=== RECORDED INFORMATION ===

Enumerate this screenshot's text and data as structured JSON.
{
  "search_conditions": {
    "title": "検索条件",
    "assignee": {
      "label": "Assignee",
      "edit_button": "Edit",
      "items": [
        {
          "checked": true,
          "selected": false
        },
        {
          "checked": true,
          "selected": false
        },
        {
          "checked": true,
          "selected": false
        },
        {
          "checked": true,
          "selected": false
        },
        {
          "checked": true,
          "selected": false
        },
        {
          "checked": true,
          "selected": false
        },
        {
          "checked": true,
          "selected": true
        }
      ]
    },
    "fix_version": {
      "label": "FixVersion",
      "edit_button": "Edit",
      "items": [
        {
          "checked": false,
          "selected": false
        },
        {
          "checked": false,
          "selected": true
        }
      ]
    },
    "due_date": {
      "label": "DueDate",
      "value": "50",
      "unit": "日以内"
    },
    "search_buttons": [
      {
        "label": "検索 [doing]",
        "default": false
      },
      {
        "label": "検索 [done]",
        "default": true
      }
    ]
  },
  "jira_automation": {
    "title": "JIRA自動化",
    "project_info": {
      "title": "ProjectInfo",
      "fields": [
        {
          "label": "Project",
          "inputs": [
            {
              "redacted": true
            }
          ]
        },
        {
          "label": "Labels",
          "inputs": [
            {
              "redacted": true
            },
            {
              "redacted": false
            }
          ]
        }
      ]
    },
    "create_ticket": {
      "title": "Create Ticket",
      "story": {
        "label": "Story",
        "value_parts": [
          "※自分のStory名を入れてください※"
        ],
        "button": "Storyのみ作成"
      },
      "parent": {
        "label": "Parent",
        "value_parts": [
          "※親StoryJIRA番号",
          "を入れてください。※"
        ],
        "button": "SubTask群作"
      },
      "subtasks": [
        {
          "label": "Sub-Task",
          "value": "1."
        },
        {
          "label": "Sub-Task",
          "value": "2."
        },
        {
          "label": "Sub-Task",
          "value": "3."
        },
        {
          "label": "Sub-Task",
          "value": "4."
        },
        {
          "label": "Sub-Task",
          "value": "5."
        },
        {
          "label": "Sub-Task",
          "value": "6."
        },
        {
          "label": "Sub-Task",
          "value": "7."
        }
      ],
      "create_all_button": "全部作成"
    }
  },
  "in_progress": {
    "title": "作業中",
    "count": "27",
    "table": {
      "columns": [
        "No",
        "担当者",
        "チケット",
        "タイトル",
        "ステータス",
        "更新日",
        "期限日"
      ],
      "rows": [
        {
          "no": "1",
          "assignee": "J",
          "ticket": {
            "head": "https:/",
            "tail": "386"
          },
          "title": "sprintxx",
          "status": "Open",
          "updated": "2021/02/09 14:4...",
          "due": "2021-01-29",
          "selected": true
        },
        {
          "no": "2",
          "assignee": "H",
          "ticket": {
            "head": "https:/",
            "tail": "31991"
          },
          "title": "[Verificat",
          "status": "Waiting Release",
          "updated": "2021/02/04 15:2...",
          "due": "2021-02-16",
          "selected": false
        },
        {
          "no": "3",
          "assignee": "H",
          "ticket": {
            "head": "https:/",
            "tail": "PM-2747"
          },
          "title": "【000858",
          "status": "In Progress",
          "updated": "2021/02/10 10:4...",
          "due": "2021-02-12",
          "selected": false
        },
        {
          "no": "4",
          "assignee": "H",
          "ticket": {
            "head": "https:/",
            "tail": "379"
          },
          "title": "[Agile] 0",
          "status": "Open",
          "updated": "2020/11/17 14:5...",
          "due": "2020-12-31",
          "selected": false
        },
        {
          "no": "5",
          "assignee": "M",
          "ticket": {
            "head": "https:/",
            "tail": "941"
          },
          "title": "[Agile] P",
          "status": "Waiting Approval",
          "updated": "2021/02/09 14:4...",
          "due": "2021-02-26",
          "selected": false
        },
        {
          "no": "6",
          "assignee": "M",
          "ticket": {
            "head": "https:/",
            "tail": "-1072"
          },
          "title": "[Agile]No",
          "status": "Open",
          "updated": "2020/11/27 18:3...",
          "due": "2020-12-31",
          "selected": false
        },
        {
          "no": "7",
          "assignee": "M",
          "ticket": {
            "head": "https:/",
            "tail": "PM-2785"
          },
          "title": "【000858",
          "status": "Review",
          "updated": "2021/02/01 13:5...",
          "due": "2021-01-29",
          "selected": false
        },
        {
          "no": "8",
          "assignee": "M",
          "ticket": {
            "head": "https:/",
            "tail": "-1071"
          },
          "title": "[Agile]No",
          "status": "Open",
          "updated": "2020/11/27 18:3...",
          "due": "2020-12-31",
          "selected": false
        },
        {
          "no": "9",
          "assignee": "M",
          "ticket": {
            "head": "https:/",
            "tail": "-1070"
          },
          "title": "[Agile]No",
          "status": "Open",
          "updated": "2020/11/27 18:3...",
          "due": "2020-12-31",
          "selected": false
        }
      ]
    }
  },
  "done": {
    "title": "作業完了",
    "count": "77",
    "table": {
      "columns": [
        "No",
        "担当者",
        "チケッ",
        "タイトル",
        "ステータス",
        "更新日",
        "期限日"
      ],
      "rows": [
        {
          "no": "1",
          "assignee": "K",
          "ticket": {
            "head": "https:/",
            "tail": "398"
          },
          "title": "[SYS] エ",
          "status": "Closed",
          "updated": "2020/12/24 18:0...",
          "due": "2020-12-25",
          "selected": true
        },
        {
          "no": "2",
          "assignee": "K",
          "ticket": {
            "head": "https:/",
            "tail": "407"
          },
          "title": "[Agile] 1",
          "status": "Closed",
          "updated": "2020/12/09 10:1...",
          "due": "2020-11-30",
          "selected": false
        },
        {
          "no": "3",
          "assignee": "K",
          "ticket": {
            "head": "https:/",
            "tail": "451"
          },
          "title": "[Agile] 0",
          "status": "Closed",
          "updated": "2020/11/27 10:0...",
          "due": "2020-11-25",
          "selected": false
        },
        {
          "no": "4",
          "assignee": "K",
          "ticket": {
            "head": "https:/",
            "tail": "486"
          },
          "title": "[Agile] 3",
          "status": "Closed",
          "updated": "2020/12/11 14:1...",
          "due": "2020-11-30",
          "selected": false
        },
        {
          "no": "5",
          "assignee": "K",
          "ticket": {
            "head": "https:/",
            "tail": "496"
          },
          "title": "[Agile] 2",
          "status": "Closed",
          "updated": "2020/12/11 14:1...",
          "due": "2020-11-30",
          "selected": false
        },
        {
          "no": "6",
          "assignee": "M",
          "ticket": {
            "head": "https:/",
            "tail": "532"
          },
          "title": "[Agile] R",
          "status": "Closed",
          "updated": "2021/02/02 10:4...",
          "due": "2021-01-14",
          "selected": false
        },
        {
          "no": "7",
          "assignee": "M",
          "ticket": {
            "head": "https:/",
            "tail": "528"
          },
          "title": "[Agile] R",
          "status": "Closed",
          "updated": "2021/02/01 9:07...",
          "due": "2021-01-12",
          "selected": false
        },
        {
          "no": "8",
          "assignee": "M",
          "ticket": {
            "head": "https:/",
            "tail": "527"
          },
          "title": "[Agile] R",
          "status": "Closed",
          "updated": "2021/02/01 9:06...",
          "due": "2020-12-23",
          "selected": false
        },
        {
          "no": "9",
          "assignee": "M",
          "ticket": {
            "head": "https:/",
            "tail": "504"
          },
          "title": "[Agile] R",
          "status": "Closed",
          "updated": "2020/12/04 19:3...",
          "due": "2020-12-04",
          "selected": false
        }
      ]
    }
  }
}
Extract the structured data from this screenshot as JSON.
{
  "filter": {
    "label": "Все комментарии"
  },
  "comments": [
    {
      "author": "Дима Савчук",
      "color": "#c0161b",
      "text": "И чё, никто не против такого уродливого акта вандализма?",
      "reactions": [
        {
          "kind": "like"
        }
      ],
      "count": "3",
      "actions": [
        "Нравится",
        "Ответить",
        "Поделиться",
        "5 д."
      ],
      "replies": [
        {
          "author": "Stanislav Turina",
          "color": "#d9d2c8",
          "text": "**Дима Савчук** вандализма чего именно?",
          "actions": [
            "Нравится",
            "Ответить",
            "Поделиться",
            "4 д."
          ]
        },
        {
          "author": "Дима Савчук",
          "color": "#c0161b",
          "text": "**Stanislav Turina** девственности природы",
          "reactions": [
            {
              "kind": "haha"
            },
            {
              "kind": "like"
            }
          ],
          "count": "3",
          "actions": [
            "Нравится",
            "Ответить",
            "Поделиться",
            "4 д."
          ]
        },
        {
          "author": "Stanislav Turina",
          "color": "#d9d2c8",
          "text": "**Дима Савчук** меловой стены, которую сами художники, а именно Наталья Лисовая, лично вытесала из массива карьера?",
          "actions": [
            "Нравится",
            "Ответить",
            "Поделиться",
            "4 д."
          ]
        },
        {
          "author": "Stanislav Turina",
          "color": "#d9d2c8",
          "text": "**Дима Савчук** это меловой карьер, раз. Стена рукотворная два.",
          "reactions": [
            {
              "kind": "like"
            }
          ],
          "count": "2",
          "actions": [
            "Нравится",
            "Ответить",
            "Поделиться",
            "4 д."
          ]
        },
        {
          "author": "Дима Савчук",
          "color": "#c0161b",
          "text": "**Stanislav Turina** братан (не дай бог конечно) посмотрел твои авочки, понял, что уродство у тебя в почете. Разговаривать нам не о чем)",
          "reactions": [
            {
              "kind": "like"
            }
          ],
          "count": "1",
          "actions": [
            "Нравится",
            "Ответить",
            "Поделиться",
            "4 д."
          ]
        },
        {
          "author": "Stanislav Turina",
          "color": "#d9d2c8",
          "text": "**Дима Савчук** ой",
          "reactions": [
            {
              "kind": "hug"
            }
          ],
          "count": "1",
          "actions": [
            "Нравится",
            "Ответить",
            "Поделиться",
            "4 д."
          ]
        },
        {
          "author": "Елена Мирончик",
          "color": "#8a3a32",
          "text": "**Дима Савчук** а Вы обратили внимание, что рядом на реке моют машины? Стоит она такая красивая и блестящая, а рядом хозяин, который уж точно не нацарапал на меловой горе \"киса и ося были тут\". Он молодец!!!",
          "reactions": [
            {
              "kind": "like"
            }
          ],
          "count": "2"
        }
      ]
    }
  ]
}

===

Pick out each line in the material containing "data".

Enumerate this screenshot's text and data as structured JSON.
Extract the structured data from this screenshot as JSON.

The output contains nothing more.